Output every line of the data exactly as it appears.

* BEGIN EXTRACTED MATERIAL *

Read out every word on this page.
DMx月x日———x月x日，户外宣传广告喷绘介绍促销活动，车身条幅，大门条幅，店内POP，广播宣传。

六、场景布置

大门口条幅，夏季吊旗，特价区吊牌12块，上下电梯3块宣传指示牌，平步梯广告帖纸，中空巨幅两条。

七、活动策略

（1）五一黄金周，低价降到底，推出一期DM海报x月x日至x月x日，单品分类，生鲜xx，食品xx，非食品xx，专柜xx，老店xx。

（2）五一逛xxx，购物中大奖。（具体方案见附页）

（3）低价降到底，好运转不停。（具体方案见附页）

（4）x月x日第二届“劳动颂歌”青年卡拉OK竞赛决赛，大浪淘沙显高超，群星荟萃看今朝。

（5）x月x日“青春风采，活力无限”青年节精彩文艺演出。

* END EXTRACTED MATERIAL *

:: RIGHT ANSWER ::
Read out every word on this page.
DMx月x日———x月x日，户外宣传广告喷绘介绍促销活动，车身条幅，大门条幅，店内POP，广播宣传。

六、场景布置

大门口条幅，夏季吊旗，特价区吊牌12块，上下电梯3块宣传指示牌，平步梯广告帖纸，中空巨幅两条。

七、活动策略

（1）五一黄金周，低价降到底，推出一期DM海报x月x日至x月x日，单品分类，生鲜xx，食品xx，非食品xx，专柜xx，老店xx。

（2）五一逛xxx，购物中大奖。（具体方案见附页）

（3）低价降到底，好运转不停。（具体方案见附页）

（4）x月x日第二届“劳动颂歌”青年卡拉OK竞赛决赛，大浪淘沙显高超，群星荟萃看今朝。

（5）x月x日“青春风采，活力无限”青年节精彩文艺演出。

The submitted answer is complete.